[Dataset items]
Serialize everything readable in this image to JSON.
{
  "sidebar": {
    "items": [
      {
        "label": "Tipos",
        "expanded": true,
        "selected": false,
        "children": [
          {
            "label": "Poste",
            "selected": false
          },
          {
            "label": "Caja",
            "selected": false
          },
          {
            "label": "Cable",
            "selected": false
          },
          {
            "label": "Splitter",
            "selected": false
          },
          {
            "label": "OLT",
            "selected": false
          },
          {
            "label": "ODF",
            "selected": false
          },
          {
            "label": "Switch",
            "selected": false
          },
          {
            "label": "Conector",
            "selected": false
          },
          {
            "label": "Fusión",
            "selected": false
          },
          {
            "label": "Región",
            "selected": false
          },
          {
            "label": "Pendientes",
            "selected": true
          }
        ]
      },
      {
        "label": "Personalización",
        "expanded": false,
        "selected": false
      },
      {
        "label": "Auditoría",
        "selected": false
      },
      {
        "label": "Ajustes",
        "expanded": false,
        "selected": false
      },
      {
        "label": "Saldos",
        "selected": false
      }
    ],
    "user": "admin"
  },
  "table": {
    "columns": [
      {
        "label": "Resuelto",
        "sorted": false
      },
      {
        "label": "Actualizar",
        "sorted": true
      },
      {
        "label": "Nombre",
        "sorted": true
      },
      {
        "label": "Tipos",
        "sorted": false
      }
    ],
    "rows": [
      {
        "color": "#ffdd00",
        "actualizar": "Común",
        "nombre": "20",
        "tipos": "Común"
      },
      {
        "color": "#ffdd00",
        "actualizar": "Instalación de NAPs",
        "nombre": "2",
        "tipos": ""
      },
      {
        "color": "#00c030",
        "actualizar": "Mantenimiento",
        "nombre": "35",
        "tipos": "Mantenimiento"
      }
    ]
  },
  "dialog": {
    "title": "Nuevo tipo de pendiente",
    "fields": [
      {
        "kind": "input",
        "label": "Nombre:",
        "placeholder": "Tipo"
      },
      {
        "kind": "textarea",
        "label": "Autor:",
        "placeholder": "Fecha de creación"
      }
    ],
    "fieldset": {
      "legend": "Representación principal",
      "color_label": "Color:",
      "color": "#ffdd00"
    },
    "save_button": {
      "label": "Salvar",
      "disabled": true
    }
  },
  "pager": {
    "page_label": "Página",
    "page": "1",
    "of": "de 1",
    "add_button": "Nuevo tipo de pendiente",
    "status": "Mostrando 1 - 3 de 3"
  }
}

- **Stated exercise**: Print all of the entries exactly as they appear.

- **Solution to the exercise**:
Serialize everything readable in this image to JSON.
{
  "sidebar": {
    "items": [
      {
        "label": "Tipos",
        "expanded": true,
        "selected": false,
        "children": [
          {
            "label": "Poste",
            "selected": false
          },
          {
            "label": "Caja",
            "selected": false
          },
          {
            "label": "Cable",
            "selected": false
          },
          {
            "label": "Splitter",
            "selected": false
          },
          {
            "label": "OLT",
            "selected": false
          },
          {
            "label": "ODF",
            "selected": false
          },
          {
            "label": "Switch",
            "selected": false
          },
          {
            "label": "Conector",
            "selected": false
          },
          {
            "label": "Fusión",
            "selected": false
          },
          {
            "label": "Región",
            "selected": false
          },
          {
            "label": "Pendientes",
            "selected": true
          }
        ]
      },
      {
        "label": "Personalización",
        "expanded": false,
        "selected": false
      },
      {
        "label": "Auditoría",
        "selected": false
      },
      {
        "label": "Ajustes",
        "expanded": false,
        "selected": false
      },
      {
        "label": "Saldos",
        "selected": false
      }
    ],
    "user": "admin"
  },
  "table": {
    "columns": [
      {
        "label": "Resuelto",
        "sorted": false
      },
      {
        "label": "Actualizar",
        "sorted": true
      },
      {
        "label": "Nombre",
        "sorted": true
      },
      {
        "label": "Tipos",
        "sorted": false
      }
    ],
    "rows": [
      {
        "color": "#ffdd00",
        "actualizar": "Común",
        "nombre": "20",
        "tipos": "Común"
      },
      {
        "color": "#ffdd00",
        "actualizar": "Instalación de NAPs",
        "nombre": "2",
        "tipos": ""
      },
      {
        "color": "#00c030",
        "actualizar": "Mantenimiento",
        "nombre": "35",
        "tipos": "Mantenimiento"
      }
    ]
  },
  "dialog": {
    "title": "Nuevo tipo de pendiente",
    "fields": [
      {
        "kind": "input",
        "label": "Nombre:",
        "placeholder": "Tipo"
      },
      {
        "kind": "textarea",
        "label": "Autor:",
        "placeholder": "Fecha de creación"
      }
    ],
    "fieldset": {
      "legend": "Representación principal",
      "color_label": "Color:",
      "color": "#ffdd00"
    },
    "save_button": {
      "label": "Salvar",
      "disabled": true
    }
  },
  "pager": {
    "page_label": "Página",
    "page": "1",
    "of": "de 1",
    "add_button": "Nuevo tipo de pendiente",
    "status": "Mostrando 1 - 3 de 3"
  }
}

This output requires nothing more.